WHAT IS ASKED.
Find how many lines in the data below include the word "JSON", then write only that number.

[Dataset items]

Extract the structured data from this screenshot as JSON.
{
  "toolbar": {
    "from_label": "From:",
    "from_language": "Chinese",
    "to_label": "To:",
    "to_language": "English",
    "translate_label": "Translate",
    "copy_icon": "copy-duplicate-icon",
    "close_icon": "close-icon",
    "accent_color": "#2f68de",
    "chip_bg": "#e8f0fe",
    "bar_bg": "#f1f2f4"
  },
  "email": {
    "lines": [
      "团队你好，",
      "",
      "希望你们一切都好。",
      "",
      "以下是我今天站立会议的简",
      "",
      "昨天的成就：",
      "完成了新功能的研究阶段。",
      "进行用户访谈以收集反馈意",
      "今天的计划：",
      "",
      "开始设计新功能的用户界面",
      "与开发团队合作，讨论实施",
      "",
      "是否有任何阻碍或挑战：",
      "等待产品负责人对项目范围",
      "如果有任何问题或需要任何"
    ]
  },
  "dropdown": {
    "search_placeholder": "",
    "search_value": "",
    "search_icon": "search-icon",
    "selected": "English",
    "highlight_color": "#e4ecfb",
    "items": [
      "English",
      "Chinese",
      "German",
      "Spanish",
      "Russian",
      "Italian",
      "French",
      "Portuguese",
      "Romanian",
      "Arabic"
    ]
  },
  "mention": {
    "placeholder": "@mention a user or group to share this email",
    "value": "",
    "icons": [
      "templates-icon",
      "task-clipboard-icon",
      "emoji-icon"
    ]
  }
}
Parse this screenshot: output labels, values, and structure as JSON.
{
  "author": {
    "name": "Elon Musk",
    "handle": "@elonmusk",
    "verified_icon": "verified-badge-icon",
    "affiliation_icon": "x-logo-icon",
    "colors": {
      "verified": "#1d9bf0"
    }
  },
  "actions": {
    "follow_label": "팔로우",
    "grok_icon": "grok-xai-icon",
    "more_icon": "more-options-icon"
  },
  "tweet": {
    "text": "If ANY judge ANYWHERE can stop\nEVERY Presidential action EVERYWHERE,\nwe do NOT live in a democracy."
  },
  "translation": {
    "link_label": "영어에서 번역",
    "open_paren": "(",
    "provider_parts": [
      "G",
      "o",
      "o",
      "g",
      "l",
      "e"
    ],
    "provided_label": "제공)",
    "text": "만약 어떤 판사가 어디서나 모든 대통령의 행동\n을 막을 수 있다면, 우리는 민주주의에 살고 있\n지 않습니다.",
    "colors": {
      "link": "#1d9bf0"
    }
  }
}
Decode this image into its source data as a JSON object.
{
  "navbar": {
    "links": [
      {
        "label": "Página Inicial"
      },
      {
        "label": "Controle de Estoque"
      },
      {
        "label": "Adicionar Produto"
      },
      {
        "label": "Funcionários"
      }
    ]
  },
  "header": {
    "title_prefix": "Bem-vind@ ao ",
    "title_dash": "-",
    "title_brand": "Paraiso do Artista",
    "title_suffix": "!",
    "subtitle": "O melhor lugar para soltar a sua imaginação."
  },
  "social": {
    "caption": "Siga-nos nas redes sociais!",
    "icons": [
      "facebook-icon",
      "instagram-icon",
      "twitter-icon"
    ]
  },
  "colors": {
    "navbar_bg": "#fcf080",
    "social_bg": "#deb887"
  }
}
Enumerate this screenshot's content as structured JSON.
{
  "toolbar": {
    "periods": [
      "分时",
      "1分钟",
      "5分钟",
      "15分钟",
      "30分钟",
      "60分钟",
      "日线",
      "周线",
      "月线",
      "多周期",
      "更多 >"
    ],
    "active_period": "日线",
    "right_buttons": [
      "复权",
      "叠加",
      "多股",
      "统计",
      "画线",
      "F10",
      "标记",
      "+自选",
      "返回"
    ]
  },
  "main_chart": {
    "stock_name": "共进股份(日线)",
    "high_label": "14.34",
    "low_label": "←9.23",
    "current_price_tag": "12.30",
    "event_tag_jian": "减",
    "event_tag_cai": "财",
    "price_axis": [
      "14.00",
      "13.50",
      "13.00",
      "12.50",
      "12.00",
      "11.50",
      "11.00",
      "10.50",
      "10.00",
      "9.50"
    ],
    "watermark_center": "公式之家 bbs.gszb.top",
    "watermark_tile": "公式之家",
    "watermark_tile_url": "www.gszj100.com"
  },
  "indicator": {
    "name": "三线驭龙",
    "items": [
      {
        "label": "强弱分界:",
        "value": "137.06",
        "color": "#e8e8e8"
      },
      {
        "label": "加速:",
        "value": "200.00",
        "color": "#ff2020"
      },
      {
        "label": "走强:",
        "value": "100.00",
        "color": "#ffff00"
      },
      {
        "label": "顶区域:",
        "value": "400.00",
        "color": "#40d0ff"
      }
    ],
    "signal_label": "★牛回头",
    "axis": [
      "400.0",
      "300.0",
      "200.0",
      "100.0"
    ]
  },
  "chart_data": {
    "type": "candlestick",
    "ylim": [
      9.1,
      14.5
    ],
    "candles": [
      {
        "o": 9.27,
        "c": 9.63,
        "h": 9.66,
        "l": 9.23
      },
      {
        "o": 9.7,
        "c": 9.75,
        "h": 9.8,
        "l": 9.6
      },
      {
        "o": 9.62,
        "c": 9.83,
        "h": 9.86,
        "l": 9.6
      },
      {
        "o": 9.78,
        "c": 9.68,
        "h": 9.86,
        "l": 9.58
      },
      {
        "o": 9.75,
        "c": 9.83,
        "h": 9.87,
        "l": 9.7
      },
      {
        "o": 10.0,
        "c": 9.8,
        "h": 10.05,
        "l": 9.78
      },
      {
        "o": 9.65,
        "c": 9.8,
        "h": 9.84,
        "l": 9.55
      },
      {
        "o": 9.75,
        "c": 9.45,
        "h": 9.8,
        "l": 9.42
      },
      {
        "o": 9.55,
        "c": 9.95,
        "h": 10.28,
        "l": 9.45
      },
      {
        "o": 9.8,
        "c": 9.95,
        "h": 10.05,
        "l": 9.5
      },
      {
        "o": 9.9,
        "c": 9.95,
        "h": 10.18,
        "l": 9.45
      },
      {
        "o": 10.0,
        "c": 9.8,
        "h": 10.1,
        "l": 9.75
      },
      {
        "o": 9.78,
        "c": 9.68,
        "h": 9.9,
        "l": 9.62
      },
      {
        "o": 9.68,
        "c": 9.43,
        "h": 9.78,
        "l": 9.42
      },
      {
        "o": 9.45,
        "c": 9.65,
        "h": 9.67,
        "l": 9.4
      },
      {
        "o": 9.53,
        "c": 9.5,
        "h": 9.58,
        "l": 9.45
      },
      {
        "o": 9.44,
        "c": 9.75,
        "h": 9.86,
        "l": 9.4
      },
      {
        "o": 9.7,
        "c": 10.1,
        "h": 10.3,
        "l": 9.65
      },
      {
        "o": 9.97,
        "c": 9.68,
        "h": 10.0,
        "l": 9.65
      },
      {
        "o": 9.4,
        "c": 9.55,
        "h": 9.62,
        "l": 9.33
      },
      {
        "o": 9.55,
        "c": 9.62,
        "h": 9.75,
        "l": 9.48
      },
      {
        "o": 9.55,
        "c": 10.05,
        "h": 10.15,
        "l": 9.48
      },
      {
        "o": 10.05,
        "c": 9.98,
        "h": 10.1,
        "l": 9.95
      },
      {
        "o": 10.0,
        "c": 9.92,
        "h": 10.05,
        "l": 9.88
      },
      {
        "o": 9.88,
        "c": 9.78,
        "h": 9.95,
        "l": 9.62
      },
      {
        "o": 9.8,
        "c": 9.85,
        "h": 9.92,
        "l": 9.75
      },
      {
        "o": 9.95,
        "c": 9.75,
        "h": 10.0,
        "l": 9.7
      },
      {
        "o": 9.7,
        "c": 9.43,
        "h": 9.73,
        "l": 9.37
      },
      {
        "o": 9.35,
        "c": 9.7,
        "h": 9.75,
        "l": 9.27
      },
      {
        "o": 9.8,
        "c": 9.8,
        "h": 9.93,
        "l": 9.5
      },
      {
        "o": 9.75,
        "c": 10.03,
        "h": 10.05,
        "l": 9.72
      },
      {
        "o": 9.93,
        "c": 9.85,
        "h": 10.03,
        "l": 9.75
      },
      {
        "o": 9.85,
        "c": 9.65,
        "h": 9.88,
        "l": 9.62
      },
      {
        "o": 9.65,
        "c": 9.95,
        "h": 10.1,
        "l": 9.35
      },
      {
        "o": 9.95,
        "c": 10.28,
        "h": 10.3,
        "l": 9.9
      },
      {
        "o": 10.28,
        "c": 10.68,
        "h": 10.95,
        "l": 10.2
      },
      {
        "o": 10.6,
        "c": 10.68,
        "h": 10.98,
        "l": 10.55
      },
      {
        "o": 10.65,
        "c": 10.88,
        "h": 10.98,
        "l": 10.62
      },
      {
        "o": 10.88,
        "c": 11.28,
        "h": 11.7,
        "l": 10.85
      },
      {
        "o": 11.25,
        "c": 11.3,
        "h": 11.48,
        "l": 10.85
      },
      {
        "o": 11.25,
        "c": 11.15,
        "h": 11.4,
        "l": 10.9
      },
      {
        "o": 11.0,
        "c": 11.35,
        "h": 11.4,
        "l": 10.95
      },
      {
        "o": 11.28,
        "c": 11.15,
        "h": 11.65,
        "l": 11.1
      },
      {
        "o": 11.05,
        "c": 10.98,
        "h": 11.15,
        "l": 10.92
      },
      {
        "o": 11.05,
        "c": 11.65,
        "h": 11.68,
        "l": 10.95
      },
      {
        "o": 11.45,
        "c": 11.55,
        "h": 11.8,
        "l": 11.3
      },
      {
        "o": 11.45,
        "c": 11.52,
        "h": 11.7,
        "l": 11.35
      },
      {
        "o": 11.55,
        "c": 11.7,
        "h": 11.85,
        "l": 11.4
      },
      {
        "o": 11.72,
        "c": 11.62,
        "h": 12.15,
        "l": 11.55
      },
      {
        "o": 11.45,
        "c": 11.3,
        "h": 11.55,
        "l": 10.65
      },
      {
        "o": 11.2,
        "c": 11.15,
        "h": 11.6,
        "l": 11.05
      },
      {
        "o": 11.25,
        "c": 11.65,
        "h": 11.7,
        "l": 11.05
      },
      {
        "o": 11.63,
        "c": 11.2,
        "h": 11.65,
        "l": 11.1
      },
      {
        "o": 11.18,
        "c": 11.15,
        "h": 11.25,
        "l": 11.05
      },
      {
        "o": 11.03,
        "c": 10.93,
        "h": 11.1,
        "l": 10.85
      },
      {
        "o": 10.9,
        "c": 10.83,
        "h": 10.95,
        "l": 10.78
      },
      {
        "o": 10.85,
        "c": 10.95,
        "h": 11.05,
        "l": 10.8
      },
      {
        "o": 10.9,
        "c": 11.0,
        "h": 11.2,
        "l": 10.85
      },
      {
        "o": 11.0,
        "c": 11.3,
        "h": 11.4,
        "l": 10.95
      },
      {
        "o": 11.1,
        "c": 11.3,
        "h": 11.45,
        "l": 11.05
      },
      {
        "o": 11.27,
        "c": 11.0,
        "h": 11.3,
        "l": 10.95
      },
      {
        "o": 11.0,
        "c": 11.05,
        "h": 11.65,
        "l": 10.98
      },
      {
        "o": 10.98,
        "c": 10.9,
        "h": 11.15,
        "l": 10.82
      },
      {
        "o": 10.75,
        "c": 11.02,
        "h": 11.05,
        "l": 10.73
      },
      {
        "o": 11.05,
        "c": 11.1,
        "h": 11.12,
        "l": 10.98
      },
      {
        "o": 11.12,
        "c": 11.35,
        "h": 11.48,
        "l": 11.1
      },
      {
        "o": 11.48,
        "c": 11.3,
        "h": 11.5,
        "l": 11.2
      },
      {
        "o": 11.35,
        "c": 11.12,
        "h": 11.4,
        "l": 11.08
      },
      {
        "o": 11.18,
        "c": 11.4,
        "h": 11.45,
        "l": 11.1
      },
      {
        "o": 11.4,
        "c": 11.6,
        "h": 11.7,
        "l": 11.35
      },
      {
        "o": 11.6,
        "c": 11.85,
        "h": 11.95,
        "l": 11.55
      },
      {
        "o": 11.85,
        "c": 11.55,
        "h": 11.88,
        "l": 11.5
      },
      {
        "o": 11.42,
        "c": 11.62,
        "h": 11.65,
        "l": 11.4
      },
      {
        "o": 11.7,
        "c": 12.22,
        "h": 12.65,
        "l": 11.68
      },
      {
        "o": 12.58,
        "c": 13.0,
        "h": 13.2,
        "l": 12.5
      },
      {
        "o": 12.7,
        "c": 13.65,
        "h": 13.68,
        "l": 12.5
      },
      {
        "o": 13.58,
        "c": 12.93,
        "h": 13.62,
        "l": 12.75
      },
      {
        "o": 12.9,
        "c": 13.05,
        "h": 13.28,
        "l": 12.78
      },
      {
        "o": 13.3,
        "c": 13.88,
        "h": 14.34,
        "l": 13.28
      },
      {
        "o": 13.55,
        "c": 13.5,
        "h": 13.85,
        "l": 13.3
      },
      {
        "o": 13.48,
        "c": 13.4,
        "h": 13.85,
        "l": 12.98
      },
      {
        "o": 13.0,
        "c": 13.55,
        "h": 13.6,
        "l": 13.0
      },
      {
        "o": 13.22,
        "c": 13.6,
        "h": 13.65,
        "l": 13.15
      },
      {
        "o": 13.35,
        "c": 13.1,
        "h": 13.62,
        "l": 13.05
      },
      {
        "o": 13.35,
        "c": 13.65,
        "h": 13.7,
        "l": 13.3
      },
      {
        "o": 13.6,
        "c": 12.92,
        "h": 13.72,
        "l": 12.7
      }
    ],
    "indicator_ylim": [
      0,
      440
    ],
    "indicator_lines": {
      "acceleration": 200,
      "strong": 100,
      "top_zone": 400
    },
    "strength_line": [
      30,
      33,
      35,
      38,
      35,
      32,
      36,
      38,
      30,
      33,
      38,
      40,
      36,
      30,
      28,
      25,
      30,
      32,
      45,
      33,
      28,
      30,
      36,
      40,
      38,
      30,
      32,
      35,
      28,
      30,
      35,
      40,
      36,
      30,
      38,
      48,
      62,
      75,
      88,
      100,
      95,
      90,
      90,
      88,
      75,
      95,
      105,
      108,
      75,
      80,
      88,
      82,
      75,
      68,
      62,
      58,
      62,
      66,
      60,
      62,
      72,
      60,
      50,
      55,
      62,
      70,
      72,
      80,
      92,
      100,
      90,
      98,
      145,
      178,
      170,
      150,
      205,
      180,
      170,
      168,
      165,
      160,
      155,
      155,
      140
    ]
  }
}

FULL ANSWER.
4